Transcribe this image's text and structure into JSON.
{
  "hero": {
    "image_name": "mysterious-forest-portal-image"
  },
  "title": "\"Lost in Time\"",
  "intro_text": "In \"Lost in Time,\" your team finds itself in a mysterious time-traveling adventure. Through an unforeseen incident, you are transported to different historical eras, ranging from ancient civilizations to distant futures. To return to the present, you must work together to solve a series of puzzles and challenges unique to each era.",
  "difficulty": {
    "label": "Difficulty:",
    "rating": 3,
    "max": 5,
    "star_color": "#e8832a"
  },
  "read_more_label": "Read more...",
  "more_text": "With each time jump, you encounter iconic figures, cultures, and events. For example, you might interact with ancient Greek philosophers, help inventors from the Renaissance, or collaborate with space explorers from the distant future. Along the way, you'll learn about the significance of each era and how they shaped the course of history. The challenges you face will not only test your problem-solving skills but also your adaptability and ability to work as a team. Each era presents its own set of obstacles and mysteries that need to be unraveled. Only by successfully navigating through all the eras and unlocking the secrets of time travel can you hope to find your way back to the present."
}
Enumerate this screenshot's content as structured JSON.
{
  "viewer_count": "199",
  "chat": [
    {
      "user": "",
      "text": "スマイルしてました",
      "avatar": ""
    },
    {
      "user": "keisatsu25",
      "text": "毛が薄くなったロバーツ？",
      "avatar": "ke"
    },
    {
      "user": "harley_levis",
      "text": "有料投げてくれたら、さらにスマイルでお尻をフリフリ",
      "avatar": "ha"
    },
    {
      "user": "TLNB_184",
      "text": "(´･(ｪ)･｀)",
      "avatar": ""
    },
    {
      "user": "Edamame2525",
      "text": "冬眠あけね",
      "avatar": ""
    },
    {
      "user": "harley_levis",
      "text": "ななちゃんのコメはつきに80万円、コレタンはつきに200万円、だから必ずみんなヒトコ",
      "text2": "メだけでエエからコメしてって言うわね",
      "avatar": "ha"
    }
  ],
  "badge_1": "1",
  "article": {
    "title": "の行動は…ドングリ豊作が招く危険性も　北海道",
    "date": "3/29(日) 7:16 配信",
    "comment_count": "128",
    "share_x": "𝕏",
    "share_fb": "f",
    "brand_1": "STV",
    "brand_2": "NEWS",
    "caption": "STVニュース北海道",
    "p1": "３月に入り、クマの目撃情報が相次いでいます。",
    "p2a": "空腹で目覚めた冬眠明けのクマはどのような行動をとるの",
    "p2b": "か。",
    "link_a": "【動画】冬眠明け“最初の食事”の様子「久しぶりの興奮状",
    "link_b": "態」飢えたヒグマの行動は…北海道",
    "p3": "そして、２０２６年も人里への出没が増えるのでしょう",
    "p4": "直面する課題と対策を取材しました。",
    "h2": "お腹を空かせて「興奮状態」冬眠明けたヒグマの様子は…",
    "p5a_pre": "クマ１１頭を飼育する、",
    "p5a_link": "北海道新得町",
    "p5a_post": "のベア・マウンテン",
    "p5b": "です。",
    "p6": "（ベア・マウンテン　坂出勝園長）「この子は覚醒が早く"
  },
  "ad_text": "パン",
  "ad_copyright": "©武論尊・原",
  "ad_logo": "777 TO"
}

= The problem =
Copy out each line of the listing that holds "user".

= Correct response =
      "user": "",
      "user": "keisatsu25",
      "user": "harley_levis",
      "user": "TLNB_184",
      "user": "Edamame2525",
      "user": "harley_levis",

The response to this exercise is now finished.